Written request: Exactly the lines from the one containing "Convert this document image to plain text." through the end of the data below are to be reproduced, and nothing besides them.

Exercise material:
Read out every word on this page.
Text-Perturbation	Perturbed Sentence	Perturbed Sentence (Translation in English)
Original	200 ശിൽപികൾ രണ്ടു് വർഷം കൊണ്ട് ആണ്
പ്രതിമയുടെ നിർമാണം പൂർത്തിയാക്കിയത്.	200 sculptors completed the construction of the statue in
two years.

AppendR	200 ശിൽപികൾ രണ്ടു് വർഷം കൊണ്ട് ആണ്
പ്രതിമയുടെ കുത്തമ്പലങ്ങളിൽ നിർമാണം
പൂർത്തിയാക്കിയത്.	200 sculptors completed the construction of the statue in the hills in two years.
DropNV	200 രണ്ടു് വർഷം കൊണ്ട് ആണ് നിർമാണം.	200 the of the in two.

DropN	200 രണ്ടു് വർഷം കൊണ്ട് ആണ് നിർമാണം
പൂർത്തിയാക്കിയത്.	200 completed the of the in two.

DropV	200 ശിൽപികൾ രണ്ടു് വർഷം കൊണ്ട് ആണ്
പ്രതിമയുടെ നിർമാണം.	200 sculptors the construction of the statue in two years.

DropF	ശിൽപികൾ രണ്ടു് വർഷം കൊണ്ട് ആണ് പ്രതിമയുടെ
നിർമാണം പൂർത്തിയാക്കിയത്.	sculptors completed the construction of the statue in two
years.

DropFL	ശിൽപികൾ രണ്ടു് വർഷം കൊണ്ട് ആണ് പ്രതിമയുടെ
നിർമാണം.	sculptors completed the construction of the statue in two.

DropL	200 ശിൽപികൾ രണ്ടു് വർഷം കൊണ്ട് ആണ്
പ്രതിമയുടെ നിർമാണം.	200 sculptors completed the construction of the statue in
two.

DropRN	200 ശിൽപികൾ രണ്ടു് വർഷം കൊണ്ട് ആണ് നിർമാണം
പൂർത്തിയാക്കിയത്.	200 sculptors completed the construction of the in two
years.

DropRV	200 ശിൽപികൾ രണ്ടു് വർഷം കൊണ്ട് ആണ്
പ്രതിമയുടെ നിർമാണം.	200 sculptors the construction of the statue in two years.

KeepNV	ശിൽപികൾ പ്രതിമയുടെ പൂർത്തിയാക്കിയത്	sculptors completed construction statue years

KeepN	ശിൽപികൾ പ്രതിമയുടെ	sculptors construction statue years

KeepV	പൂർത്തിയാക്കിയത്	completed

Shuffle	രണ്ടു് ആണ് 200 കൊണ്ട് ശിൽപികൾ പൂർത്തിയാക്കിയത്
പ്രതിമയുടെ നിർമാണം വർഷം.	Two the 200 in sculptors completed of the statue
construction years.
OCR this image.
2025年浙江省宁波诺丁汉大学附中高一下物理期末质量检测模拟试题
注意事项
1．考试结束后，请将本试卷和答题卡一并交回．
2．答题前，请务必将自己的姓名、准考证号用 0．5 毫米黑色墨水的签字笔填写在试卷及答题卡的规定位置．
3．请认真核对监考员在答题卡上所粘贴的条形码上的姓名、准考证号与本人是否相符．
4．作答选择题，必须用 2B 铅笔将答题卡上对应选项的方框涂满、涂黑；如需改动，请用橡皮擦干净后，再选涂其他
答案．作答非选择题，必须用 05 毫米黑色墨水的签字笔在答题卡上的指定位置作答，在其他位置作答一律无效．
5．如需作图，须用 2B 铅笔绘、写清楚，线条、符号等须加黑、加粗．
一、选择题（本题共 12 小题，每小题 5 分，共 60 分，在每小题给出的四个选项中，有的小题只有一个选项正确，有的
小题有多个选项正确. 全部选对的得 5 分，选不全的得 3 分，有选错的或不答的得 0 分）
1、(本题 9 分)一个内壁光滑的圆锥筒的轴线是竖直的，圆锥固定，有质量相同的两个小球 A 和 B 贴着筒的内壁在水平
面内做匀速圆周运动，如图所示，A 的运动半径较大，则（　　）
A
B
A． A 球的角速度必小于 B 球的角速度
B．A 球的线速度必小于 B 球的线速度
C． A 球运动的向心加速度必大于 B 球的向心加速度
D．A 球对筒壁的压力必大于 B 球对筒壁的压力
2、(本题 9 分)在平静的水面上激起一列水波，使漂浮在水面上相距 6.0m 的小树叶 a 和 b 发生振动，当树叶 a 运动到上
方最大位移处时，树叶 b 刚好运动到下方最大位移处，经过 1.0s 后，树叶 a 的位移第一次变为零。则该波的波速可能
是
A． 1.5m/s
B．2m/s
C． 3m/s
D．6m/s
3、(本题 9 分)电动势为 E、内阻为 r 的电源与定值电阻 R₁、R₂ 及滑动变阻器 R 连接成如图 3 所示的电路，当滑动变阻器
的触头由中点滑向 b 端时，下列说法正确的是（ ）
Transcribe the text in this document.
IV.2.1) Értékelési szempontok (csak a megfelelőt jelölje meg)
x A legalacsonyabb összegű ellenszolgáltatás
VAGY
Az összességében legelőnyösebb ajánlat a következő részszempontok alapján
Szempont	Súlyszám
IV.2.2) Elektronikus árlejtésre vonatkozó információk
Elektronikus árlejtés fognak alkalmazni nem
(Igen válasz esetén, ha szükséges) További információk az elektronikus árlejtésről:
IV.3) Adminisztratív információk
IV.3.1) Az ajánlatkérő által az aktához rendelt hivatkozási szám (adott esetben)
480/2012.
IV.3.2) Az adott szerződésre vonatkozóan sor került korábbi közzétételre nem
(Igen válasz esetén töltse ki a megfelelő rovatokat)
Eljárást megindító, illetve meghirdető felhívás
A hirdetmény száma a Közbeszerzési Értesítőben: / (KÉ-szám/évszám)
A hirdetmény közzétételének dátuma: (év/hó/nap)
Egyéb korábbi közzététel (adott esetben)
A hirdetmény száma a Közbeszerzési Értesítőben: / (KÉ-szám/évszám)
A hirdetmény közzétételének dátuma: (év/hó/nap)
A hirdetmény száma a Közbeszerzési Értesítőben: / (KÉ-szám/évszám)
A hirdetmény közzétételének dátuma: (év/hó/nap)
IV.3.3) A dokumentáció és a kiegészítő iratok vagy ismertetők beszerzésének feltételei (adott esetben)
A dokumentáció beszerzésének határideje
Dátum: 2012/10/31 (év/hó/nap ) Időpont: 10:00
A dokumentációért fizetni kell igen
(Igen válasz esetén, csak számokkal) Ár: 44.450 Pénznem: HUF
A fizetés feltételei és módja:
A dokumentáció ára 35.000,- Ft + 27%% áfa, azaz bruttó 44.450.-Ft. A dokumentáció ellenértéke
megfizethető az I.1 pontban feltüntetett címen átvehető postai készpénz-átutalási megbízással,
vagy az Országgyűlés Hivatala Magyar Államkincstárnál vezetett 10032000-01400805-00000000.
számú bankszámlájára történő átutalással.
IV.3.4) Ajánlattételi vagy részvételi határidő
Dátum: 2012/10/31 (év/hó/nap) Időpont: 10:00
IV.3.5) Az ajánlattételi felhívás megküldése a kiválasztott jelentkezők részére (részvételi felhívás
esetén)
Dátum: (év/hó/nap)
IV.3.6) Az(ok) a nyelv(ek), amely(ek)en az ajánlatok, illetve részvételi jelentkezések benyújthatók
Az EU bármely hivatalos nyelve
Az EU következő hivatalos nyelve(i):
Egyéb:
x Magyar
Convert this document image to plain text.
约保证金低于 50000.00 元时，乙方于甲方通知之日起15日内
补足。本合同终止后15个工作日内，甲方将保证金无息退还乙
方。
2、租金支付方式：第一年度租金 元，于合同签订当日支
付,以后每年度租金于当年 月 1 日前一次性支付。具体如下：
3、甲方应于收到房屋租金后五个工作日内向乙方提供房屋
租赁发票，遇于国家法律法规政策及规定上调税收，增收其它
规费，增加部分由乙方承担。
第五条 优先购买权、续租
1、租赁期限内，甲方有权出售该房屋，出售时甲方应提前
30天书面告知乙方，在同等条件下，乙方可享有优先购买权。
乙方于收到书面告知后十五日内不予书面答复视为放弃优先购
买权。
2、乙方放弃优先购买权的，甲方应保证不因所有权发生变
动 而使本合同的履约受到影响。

Finished exercise:
Convert this document image to plain text.
约保证金低于 50000.00 元时，乙方于甲方通知之日起15日内
补足。本合同终止后15个工作日内，甲方将保证金无息退还乙
方。
2、租金支付方式：第一年度租金 元，于合同签订当日支
付,以后每年度租金于当年 月 1 日前一次性支付。具体如下：
3、甲方应于收到房屋租金后五个工作日内向乙方提供房屋
租赁发票，遇于国家法律法规政策及规定上调税收，增收其它
规费，增加部分由乙方承担。
第五条 优先购买权、续租
1、租赁期限内，甲方有权出售该房屋，出售时甲方应提前
30天书面告知乙方，在同等条件下，乙方可享有优先购买权。
乙方于收到书面告知后十五日内不予书面答复视为放弃优先购
买权。
2、乙方放弃优先购买权的，甲方应保证不因所有权发生变
动 而使本合同的履约受到影响。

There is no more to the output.